■ WRITTEN EXERCISE 1
In the records, change every "weight-unit" to "mass-unit" and leave everything else as it is. Begin with the first line of the records and stop after the line containing "height-label: 175 (CM) (25, 727, 182, 777)".

■ GIVEN TEXT
_ _ _ _ _

Move likelihood code to breeze #568

Closed arahuja closed 8 years ago

arahuja commented 8 years ago

Reviving an old branch here that moved the likelihood calculations to breeze


This change is Reviewable

coveralls commented 8 years ago

Coverage Status

Coverage increased (+0.06%) to 75.256% when pulling b3b78fd94f876c89eabc54275cd5a14815234004 on breeze-likelihood into e3c276d86c79630dbbc8a99939ad12f8817fb3b6 on master.

e5c commented 8 years ago

Reviewed 1 of 2 files at r1. Review status: 1 of 2 files reviewed at latest revision, 3 unresolved discussions.


_pom.xml, line 281 [r1] (raw file):_

      <groupId>org.scalanlp</groupId>
      <artifactId>breeze_${scala.version.prefix}</artifactId>
      <version>0.11.2</version>

OOC any reason we use 0.11.2 over 0.12 (latest stable release)?


src/main/scala/org/hammerlab/guacamole/likelihood/Likelihood.scala, line 61 [r1] (raw file):

    val result = likelihoodsOfGenotypes(
      elements,
      Array(genotype),

per Slack discussion, maybe change these to Vector?


src/main/scala/org/hammerlab/guacamole/likelihood/Likelihood.scala, line 88 [r1] (raw file):

    normalize: Boolean = false): Seq[(Genotype, Double)] = {

    val alleles = pileup.distinctAlleles.filter(allele => allele.altBases.forall((Bases.isStandardBase _)))

Since it's been eliminated, OOC what was the original purpose of this filter fn?


Comments from Reviewable

arahuja commented 8 years ago

Review status: 1 of 2 files reviewed at latest revision, 3 unresolved discussions.


pom.xml, line 281 [r1] (raw file):

Previously, e5c (Eliza Chang) wrote… > OOC any reason we use 0.11.2 over 0.12 (latest stable release)? >

No, I don't think so, just hasn't been updated since. I will update this as well


src/main/scala/org/hammerlab/guacamole/likelihood/Likelihood.scala, line 61 [r1] (raw file):

Previously, e5c (Eliza Chang) wrote… > per Slack discussion, maybe change these to Vector? >

This is just creating a one element array so it shouldn't make a difference really


src/main/scala/org/hammerlab/guacamole/likelihood/Likelihood.scala, line 88 [r1] (raw file):

Previously, e5c (Eliza Chang) wrote… > Since it's been eliminated, OOC what was the original purpose of this filter fn? >

Ah, good question, perhaps I should not remove it. I think it was to only evaluate Genotypes with proper bases, so should be left as-is.

_ _ _ _ _

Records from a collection

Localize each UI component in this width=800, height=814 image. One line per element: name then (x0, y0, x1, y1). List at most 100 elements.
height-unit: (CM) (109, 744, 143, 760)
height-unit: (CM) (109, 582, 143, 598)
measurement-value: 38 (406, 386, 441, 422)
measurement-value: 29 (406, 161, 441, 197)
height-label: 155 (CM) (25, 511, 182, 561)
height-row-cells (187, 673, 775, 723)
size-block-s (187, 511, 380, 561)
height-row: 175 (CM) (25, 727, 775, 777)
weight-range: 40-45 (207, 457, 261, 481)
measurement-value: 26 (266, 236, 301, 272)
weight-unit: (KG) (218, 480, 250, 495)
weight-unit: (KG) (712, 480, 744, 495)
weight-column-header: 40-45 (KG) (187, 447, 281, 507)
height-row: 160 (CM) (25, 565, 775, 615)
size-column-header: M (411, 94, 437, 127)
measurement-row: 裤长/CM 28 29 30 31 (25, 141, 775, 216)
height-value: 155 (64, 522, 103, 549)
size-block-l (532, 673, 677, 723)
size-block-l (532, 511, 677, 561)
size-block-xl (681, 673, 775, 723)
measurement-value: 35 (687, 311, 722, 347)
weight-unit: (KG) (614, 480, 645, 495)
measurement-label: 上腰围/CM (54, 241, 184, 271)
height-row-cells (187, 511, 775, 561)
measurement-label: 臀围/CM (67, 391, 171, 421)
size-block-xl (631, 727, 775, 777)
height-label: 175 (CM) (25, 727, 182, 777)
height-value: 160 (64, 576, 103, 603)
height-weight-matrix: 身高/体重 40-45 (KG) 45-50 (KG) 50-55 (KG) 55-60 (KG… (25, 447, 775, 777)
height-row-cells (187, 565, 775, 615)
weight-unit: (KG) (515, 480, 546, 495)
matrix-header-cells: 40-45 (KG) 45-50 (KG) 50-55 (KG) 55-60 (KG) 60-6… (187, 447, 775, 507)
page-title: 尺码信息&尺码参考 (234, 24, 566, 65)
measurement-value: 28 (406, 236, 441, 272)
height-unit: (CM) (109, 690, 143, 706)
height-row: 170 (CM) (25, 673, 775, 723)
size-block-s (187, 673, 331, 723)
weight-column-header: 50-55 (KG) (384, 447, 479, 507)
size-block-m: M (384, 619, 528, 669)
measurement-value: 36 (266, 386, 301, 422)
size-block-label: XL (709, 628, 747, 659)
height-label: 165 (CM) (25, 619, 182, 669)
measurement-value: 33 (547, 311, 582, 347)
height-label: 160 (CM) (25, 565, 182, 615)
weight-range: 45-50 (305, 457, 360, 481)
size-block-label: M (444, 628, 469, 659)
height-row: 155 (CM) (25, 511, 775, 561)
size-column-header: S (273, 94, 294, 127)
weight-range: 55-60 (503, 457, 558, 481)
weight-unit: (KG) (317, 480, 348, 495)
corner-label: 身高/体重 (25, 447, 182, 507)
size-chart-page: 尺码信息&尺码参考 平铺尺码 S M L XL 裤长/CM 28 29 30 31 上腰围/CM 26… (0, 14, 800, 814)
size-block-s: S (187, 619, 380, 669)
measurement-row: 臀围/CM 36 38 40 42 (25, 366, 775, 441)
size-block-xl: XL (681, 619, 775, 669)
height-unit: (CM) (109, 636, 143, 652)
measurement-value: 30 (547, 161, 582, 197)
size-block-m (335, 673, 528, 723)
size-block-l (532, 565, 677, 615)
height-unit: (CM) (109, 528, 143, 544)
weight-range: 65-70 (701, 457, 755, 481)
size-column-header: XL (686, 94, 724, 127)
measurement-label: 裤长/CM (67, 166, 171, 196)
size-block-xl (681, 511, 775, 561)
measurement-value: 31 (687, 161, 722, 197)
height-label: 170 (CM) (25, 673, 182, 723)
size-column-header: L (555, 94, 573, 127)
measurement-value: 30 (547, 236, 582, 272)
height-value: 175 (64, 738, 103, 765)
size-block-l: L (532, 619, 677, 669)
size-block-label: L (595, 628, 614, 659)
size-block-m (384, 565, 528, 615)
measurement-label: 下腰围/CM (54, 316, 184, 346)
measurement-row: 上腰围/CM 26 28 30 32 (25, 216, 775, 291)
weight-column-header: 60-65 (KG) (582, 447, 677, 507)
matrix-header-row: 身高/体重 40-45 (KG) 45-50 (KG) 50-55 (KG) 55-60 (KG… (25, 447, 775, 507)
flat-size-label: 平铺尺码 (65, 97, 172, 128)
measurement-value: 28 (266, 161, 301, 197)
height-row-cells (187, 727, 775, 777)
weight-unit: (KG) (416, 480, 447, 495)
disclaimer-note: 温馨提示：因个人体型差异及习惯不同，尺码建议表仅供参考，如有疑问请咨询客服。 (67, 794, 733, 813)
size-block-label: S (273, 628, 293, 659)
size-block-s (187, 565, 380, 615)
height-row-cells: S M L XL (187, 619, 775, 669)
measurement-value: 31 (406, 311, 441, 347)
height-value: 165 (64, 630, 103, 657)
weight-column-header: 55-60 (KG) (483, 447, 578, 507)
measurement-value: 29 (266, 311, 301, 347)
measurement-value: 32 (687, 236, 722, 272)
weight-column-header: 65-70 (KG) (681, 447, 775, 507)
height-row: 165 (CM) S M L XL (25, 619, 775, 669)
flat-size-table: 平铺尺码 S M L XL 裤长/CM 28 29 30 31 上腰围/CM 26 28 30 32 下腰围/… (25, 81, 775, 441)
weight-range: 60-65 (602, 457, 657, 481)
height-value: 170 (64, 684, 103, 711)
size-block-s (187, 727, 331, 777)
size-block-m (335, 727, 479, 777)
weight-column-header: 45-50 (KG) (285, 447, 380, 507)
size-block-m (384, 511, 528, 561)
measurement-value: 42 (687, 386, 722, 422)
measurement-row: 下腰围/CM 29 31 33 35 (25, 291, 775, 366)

_ _ _ _ _

■ WRITTEN EXERCISE 2
Translate this sentence from the pull request discussion into Spanish: "Ah, good question, perhaps I should not remove it."

■ COMPLETE RESPONSE 1
Localize each UI component in this width=800, height=814 image. One line per element: name then (x0, y0, x1, y1). List at most 100 elements.
height-unit: (CM) (109, 744, 143, 760)
height-unit: (CM) (109, 582, 143, 598)
measurement-value: 38 (406, 386, 441, 422)
measurement-value: 29 (406, 161, 441, 197)
height-label: 155 (CM) (25, 511, 182, 561)
height-row-cells (187, 673, 775, 723)
size-block-s (187, 511, 380, 561)
height-row: 175 (CM) (25, 727, 775, 777)
weight-range: 40-45 (207, 457, 261, 481)
measurement-value: 26 (266, 236, 301, 272)
mass-unit: (KG) (218, 480, 250, 495)
mass-unit: (KG) (712, 480, 744, 495)
weight-column-header: 40-45 (KG) (187, 447, 281, 507)
height-row: 160 (CM) (25, 565, 775, 615)
size-column-header: M (411, 94, 437, 127)
measurement-row: 裤长/CM 28 29 30 31 (25, 141, 775, 216)
height-value: 155 (64, 522, 103, 549)
size-block-l (532, 673, 677, 723)
size-block-l (532, 511, 677, 561)
size-block-xl (681, 673, 775, 723)
measurement-value: 35 (687, 311, 722, 347)
mass-unit: (KG) (614, 480, 645, 495)
measurement-label: 上腰围/CM (54, 241, 184, 271)
height-row-cells (187, 511, 775, 561)
measurement-label: 臀围/CM (67, 391, 171, 421)
size-block-xl (631, 727, 775, 777)
height-label: 175 (CM) (25, 727, 182, 777)

■ COMPLETE RESPONSE 2
Ah, buena pregunta, quizás no debería eliminarlo.